Provided passage »
=== Begin Enclosure ===
For an introduction to this blog, see I Just Say No; for a list of blog topics, click the Topics tab.


Sunday, March 8, 2020

An alternative to opioid painkillers

My husband came home from a six-hour dental ordeal with a printout of a pain management regimen. It was devised by a couple of surgeons as an alternative to opioids. Apparently, the docs have been able to reduce their opioid prescriptions by about 75 percent. The regimen is for managing acute pain—as with post-surgery pain or other injury. It's simple:
  • Tylenol: two pills, 500 mg each
    Wait 1-2 hours.
  • Advil or Motrin: one pill 800 mg (or four 200 mg. pills)
    Wait 6-8 hours from last Tylenol.
Repeat, starting with Tylenol again. For acute pain, do this three times a day for up to five days. My husband did it once (Tylenol and later Advil) and said it helped. The doctors advise taking the pills with food and drinking plenty of fluids.

Note: In the interests of science, I tried one round of the Tylenol followed by Advil for my ordinary aches and pains. I wasn’t particularly impressed. Then I discovered, weeks later, that I should have taken four Advils, not having noticed the number of milligrams specified. (My husband did the same thing I did.) Note also that taking too many anti-inflammatories (Advil) suppresses your immune system, so don’t overdo.

Here’s a fun thing I stumbled on while doing some research: Tylenol (acetaminophen) reduces feelings of anxiety and social rejection! It does this because the part of the brain Tylenol affects--the part that senses physical pain--is the same part that senses social pain. A twofer!  

For an introduction to this blog, see I Just Say No; for a list of blog topics, click the Topics tab.

Sunday, March 1, 2020

Side effects of blood pressure meds

My sister, who is 85, complained of being tired. Then she got a painful case of gout in her foot. She stopped taking her blood pressure medication, a diuretic called hydrochlorothiazide. Her tiredness went away as did her gout. Then she got a kidney stone, which, with the help of drugs, she passed. Of course, I started researching the side effects of blood pressure medicines. Here’s what I found:

  • Tiredness: Blood pressure medicines lower the pressure inside blood vessels, so the heart doesn’t have to work as hard to pump blood throughout the body. The meds cause fatigue because they slow down the pumping action of the heart and depress the entire central nervous system. Because diuretic BP meds make you pee a lot, you deplete important electrolytes, which causes fatigue.
=== End Enclosure ===
Supplied entries »
=== Begin Enclosure ===
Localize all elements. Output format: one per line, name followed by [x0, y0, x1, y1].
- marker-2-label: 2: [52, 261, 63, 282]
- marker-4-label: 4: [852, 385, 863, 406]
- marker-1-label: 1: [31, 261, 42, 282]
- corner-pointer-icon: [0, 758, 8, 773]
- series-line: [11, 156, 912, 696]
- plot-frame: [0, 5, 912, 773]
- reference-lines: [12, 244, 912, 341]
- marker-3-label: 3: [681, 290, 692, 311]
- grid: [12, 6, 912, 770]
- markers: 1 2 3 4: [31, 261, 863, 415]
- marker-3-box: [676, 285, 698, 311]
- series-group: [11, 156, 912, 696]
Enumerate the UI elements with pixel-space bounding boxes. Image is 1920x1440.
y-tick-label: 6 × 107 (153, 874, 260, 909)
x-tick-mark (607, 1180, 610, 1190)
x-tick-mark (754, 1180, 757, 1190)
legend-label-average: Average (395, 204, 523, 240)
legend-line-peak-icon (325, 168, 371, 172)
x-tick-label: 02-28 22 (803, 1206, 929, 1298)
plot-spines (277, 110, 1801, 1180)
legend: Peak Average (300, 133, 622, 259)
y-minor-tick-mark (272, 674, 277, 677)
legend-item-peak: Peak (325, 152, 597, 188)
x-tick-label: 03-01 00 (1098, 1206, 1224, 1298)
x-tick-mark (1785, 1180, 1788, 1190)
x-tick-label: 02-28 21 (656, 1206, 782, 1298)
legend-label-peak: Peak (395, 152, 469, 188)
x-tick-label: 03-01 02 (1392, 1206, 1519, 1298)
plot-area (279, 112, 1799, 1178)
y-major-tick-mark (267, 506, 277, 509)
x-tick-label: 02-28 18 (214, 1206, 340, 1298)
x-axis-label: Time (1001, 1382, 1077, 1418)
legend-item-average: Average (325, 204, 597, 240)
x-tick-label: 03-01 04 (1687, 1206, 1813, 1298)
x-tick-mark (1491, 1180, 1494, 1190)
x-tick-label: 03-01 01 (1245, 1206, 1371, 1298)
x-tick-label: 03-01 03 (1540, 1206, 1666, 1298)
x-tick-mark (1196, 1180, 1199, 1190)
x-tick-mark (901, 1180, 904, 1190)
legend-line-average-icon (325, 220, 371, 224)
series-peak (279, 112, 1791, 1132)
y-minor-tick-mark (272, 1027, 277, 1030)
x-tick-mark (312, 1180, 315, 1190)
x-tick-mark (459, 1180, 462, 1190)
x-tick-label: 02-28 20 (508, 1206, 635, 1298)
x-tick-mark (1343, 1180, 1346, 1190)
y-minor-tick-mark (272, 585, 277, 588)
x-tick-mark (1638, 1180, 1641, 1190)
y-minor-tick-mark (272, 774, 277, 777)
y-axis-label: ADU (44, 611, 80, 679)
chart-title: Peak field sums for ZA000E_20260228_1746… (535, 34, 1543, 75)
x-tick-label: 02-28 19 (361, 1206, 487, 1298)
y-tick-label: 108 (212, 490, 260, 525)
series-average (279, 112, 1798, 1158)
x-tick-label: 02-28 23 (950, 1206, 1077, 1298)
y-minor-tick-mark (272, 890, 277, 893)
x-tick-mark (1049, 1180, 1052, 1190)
=== End Enclosure ===
Tasks to perform »
1: According to the blog excerpt, by about how much have the surgeons reduced their opioid prescriptions with the regimen?
2: Set down word for word the part of the blog excerpt from "Note: In the" up to and including "so don’t overdo.".

Task-by-task answers »
1: By about 75 percent.

2:
Note: In the interests of science, I tried one round of the Tylenol followed by Advil for my ordinary aches and pains. I wasn’t particularly impressed. Then I discovered, weeks later, that I should have taken four Advils, not having noticed the number of milligrams specified. (My husband did the same thing I did.) Note also that taking too many anti-inflammatories (Advil) suppresses your immune system, so don’t overdo.